__YOUR GOAL__:
Answer with one number: how many lines hold "Ágota".

__DATASET__:
==================================================

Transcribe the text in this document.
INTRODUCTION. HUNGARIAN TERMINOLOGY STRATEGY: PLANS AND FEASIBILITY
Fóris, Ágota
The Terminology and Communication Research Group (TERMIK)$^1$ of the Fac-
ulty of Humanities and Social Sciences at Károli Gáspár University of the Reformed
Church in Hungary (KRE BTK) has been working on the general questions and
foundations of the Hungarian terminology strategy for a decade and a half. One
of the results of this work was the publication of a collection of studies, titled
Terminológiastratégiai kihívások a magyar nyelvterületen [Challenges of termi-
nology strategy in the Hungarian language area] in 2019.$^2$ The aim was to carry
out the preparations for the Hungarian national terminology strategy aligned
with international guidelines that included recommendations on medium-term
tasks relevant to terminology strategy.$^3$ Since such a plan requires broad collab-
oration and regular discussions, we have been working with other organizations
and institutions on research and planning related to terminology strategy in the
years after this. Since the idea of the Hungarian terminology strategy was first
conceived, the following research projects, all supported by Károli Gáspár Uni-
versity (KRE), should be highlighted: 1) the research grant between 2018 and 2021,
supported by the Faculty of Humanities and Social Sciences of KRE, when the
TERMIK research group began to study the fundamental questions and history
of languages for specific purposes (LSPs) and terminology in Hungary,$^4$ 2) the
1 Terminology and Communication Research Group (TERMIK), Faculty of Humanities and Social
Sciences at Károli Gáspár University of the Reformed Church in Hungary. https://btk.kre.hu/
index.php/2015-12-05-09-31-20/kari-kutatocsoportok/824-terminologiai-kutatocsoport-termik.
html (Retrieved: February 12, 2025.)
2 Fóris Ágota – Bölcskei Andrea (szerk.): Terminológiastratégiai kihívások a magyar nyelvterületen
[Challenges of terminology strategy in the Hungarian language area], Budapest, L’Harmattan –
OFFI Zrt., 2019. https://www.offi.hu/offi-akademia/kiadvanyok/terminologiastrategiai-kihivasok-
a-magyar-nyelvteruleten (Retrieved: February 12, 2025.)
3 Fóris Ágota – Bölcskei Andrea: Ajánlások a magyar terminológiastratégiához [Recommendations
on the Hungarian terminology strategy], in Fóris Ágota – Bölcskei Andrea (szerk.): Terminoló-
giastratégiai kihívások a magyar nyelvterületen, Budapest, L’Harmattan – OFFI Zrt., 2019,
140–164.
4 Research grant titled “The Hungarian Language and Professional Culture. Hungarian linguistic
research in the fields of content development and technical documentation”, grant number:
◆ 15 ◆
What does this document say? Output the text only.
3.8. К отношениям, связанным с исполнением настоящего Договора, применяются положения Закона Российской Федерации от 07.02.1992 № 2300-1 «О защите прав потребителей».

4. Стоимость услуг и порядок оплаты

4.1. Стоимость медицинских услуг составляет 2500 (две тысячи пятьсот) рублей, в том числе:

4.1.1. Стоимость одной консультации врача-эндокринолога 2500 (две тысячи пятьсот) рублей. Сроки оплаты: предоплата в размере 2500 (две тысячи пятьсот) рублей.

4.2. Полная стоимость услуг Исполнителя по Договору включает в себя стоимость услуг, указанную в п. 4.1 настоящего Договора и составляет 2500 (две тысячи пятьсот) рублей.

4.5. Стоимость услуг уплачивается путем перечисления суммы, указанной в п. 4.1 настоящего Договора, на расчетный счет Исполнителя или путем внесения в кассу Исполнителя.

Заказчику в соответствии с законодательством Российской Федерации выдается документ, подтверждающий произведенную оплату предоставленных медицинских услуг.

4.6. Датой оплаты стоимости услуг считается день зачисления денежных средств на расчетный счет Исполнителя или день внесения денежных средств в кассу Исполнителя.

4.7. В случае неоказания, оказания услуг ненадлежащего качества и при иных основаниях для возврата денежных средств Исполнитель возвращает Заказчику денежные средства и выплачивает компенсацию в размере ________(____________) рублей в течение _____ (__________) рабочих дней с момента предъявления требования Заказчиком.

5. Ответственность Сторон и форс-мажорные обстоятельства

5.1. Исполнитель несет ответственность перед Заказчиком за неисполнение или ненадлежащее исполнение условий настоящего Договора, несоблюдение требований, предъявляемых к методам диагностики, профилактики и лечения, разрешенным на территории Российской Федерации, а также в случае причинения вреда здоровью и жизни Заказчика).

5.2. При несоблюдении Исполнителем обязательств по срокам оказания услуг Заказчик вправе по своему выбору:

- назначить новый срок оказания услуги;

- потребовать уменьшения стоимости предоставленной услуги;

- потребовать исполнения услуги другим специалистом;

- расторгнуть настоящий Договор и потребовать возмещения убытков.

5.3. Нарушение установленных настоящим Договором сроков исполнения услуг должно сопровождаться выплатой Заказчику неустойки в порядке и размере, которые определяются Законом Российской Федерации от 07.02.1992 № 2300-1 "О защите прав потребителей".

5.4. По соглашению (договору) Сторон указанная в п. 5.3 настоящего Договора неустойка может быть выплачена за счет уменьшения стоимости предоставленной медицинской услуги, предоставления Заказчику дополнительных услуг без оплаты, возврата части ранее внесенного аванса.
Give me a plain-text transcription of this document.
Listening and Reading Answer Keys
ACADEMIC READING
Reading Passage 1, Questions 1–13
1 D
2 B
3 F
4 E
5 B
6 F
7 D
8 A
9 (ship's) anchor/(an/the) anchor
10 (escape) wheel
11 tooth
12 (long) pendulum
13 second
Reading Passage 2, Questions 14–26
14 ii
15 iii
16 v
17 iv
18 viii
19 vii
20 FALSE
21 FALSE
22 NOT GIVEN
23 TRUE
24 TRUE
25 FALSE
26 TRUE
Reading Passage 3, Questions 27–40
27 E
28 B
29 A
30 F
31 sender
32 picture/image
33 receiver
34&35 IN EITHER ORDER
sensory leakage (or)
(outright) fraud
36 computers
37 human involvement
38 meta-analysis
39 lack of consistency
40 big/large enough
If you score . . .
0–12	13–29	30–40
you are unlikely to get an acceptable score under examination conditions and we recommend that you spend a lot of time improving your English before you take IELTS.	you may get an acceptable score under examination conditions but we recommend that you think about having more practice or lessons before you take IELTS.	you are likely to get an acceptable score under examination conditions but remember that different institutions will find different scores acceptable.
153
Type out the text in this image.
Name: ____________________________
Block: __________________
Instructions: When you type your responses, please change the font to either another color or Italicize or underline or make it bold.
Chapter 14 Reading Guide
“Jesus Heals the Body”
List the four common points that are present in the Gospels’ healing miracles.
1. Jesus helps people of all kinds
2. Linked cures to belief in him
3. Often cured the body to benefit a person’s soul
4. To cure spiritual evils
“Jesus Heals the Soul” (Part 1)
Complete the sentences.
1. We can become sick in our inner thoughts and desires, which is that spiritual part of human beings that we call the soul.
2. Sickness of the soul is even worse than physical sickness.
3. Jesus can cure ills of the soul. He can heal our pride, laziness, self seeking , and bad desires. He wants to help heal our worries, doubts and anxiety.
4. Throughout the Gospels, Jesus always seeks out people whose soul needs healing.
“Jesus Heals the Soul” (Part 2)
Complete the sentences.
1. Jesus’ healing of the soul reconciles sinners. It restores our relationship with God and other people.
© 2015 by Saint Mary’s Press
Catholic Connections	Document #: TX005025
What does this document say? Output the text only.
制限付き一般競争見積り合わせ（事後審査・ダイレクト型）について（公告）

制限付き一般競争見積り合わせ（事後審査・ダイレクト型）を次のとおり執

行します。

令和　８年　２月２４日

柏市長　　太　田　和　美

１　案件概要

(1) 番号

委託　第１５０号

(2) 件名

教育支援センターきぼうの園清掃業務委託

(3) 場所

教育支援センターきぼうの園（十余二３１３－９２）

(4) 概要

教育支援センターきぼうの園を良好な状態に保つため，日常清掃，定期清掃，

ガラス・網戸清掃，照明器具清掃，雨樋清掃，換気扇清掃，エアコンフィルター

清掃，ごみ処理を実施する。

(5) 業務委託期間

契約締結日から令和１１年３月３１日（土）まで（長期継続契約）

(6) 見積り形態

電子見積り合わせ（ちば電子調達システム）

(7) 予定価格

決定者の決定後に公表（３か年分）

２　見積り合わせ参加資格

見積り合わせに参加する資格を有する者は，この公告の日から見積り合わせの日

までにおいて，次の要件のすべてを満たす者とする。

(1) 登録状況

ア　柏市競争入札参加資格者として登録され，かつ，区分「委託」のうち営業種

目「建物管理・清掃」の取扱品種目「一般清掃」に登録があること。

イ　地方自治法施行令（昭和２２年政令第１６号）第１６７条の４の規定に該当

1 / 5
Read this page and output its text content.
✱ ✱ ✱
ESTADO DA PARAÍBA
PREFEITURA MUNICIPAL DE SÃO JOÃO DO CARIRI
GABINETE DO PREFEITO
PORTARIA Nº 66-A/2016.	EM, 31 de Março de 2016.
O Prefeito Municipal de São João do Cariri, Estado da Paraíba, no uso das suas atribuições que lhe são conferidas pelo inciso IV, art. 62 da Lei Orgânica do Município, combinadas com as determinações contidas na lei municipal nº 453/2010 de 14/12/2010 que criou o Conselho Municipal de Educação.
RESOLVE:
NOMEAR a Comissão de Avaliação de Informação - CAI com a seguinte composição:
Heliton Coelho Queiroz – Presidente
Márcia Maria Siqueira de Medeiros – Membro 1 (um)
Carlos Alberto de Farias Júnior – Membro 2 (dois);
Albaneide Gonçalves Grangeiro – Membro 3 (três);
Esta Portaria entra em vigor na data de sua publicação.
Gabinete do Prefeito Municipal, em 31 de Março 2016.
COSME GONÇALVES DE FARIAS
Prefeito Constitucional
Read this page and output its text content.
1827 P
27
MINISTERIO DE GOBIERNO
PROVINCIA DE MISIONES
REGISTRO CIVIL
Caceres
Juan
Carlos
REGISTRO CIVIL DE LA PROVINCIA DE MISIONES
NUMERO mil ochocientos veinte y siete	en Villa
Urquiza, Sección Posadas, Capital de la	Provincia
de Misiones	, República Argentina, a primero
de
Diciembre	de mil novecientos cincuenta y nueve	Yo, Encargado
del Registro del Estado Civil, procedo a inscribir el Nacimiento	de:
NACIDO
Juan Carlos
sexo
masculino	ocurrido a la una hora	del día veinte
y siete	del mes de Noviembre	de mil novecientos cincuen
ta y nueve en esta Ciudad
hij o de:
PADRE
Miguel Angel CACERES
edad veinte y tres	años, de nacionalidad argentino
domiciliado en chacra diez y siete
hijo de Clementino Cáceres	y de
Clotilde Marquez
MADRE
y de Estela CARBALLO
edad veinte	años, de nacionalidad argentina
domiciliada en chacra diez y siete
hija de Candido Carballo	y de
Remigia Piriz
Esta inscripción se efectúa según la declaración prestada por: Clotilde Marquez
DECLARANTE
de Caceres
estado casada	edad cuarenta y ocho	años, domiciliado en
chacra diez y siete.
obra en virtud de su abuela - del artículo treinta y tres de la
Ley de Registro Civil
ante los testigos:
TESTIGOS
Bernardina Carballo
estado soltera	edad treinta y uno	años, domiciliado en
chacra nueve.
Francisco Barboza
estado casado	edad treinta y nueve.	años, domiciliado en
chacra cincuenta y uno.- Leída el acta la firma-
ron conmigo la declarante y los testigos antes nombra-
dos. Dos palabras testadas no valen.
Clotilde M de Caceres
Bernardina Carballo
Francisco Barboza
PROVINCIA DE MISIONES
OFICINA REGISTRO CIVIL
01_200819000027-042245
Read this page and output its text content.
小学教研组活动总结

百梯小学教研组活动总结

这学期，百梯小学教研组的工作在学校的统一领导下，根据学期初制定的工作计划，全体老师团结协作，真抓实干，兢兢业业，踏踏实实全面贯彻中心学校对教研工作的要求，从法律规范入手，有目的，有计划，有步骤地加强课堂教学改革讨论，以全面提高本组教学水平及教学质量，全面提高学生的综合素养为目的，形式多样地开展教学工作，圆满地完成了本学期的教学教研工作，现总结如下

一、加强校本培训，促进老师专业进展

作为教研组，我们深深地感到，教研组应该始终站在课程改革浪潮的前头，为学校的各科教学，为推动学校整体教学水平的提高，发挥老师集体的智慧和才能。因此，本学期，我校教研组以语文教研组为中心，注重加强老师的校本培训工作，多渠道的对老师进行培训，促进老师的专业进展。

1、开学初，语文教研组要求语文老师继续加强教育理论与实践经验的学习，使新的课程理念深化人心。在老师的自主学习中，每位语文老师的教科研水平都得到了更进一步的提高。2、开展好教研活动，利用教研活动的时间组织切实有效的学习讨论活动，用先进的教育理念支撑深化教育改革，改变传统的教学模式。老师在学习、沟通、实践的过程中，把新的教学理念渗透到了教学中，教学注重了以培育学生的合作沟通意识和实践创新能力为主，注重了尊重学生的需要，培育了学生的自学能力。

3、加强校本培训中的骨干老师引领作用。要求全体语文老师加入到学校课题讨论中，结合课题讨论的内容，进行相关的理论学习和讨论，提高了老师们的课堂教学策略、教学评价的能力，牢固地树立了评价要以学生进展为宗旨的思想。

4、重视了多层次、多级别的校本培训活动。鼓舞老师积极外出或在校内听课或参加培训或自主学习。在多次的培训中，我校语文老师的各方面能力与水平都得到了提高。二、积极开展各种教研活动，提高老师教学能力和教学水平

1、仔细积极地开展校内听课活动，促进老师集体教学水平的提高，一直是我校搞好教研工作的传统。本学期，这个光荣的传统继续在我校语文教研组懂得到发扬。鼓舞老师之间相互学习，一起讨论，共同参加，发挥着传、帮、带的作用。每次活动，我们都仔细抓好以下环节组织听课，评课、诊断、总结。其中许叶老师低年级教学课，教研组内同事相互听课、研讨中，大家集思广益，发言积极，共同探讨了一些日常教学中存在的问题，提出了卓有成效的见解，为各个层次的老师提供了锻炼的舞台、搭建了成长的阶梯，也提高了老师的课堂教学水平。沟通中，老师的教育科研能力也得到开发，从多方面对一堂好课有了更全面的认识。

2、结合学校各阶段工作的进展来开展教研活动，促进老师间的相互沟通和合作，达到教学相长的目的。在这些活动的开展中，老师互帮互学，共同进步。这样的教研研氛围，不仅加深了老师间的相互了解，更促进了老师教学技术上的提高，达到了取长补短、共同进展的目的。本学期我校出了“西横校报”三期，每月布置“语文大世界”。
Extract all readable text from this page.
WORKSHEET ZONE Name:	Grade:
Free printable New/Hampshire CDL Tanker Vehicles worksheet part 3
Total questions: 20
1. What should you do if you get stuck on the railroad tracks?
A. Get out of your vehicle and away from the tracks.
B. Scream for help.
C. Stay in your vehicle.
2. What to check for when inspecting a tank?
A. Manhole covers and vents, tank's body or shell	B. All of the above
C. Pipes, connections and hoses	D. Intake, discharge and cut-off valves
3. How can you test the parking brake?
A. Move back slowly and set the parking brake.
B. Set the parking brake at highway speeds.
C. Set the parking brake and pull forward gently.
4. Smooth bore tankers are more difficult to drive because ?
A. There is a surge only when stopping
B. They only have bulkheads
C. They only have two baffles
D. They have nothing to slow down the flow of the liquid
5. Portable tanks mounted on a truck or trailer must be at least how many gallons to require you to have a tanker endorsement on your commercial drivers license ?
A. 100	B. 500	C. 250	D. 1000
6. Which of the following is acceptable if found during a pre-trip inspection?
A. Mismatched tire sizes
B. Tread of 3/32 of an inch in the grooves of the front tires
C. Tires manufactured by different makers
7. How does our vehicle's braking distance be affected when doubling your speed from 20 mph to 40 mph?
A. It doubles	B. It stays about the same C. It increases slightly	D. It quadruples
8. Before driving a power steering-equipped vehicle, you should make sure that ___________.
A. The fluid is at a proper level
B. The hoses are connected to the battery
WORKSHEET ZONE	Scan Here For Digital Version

==================================================

__IN RESPONSE__:
4